[Extracted records]:
☆ ☆ ☆

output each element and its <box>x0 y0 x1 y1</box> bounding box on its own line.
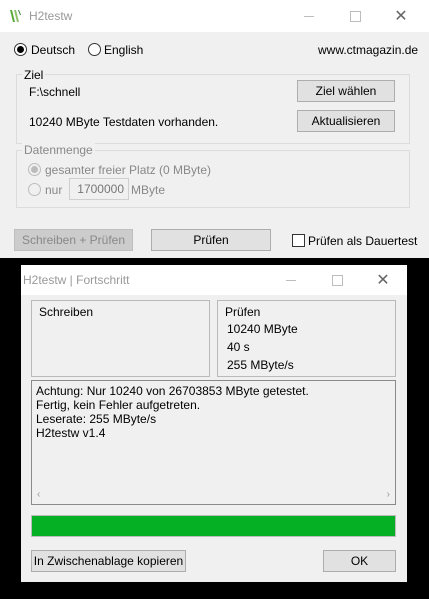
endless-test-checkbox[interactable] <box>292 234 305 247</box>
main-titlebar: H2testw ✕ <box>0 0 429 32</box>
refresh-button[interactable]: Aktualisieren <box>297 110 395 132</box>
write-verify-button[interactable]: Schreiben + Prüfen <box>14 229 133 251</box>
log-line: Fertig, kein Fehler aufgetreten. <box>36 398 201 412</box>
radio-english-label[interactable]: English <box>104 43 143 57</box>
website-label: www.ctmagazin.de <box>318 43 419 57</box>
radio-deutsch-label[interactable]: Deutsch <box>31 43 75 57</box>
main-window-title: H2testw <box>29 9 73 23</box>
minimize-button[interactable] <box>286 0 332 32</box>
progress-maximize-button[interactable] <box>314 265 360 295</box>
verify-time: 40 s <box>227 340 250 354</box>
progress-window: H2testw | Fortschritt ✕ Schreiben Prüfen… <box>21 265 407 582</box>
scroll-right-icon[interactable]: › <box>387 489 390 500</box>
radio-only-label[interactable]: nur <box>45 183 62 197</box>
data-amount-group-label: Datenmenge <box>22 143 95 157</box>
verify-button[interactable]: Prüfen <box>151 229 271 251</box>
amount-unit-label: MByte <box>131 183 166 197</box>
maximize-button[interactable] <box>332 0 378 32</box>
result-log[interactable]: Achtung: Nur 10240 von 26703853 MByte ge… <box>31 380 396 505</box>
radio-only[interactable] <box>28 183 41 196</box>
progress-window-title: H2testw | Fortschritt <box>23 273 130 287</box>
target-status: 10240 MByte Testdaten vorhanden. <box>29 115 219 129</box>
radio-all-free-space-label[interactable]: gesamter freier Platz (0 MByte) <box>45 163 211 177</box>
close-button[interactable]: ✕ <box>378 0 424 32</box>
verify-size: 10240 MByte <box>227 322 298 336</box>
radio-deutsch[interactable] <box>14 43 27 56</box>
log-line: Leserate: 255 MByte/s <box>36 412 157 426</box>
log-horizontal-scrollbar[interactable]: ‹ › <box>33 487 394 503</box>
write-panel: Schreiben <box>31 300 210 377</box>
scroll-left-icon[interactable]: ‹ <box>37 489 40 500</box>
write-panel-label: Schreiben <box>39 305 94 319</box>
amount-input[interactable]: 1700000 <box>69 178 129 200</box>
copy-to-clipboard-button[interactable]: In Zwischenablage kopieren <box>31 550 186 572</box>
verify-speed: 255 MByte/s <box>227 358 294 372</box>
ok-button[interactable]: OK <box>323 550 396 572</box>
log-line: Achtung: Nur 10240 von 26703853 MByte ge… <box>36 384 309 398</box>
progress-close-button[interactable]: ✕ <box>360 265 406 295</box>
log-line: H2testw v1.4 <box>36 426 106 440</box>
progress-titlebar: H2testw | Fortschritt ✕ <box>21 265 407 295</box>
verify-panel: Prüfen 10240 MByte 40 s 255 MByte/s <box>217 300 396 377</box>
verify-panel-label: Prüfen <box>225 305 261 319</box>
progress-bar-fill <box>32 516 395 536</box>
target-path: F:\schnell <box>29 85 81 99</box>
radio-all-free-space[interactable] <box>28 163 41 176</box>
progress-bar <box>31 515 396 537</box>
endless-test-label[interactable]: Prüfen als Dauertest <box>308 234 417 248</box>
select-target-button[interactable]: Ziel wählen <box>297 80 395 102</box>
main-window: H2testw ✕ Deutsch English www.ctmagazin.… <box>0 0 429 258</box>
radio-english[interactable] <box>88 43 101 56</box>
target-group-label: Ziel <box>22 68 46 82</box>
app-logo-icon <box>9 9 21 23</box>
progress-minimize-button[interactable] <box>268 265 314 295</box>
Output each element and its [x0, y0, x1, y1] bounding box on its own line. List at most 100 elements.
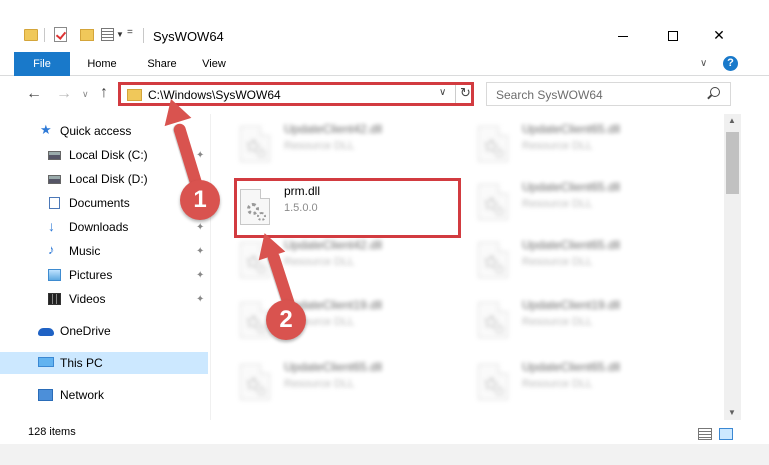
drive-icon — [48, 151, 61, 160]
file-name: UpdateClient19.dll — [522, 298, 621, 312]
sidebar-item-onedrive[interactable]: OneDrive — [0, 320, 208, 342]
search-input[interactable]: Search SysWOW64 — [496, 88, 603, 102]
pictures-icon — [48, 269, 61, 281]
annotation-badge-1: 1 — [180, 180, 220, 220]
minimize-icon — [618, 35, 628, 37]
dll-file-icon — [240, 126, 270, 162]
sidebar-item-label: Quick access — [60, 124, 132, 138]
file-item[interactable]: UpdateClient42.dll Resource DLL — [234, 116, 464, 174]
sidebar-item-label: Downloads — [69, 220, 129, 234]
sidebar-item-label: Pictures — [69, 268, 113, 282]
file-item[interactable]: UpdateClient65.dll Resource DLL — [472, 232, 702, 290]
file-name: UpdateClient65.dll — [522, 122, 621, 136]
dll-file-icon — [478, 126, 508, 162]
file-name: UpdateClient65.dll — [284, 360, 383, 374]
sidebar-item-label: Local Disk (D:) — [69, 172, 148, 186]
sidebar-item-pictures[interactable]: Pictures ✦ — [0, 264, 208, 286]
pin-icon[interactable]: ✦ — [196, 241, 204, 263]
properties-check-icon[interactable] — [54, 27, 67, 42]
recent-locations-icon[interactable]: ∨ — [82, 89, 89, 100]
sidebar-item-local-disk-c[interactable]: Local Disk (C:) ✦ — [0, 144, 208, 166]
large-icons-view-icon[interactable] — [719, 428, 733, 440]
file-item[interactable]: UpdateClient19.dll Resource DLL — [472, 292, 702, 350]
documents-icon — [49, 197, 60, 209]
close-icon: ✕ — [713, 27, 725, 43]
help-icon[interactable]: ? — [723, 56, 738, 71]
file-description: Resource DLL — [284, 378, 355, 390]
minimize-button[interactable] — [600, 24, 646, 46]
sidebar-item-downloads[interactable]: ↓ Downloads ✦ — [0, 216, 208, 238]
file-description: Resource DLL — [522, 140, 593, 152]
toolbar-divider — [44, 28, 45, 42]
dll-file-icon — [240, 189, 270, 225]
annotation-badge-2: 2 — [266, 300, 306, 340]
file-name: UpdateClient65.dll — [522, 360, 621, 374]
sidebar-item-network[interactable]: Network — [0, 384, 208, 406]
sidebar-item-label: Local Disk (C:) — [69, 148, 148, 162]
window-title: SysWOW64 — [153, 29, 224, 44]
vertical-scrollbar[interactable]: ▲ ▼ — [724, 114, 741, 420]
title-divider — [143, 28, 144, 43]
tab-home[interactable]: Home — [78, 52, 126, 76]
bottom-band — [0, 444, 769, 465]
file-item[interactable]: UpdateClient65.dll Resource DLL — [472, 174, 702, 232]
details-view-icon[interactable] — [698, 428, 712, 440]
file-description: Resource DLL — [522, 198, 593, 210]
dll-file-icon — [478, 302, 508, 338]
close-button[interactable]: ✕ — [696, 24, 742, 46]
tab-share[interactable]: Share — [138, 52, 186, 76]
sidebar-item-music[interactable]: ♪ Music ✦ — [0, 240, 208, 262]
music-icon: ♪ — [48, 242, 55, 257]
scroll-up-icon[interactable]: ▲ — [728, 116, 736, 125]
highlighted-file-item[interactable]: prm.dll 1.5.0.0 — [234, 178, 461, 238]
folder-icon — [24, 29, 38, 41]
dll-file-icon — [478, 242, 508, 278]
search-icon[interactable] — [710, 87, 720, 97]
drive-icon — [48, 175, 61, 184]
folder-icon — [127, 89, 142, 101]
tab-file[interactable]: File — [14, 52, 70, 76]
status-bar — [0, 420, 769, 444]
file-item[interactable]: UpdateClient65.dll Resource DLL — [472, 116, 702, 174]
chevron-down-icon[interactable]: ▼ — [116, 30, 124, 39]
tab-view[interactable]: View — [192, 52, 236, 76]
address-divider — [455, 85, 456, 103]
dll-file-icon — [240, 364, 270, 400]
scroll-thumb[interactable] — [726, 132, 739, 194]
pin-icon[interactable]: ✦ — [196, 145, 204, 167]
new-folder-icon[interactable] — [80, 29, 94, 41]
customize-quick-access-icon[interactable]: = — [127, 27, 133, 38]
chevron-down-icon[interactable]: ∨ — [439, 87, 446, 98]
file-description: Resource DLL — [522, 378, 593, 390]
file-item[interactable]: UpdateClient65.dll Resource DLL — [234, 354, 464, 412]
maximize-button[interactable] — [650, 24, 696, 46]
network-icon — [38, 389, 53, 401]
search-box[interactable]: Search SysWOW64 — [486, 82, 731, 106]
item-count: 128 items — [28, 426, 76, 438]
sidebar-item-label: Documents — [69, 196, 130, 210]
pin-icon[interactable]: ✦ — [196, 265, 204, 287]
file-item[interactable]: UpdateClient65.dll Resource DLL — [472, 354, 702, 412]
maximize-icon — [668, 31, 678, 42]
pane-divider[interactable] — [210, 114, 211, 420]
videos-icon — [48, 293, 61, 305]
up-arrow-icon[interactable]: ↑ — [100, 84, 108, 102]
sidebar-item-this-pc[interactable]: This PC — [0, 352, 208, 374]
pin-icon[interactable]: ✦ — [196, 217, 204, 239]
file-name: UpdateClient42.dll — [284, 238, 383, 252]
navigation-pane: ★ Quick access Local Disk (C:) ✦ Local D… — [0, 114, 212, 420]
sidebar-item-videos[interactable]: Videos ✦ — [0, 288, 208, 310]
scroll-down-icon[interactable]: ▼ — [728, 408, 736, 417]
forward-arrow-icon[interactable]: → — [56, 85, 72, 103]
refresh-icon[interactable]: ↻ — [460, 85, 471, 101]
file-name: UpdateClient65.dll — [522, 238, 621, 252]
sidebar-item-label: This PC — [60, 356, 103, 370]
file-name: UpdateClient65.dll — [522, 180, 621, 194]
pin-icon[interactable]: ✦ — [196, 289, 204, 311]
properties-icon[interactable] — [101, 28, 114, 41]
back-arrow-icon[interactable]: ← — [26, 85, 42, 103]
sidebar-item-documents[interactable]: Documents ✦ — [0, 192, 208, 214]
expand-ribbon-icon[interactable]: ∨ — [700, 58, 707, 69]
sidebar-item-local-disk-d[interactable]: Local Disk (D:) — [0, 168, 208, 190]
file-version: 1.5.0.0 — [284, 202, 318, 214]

☆ ☆ ☆

[TO DO]: Render the entries between the lines holding "endless-test-checkbox[interactable] <box>292 234" and "verify-time: 40 s <box>227 340 250 354</box>", inclusive, as a numbered list with blank lines dropped.

[RESULT OF THIS EXERCISE]:
1. endless-test-checkbox[interactable] <box>292 234 305 247</box>
2. main-titlebar: H2testw ✕ <box>0 0 429 32</box>
3. refresh-button[interactable]: Aktualisieren <box>297 110 395 132</box>
4. write-verify-button[interactable]: Schreiben + Prüfen <box>14 229 133 251</box>
5. log-line: Fertig, kein Fehler aufgetreten. <box>36 398 201 412</box>
6. radio-english-label[interactable]: English <box>104 43 143 57</box>
7. website-label: www.ctmagazin.de <box>318 43 419 57</box>
8. radio-deutsch-label[interactable]: Deutsch <box>31 43 75 57</box>
9. main-window-title: H2testw <box>29 9 73 23</box>
10. minimize-button[interactable] <box>286 0 332 32</box>
11. progress-maximize-button[interactable] <box>314 265 360 295</box>
12. verify-time: 40 s <box>227 340 250 354</box>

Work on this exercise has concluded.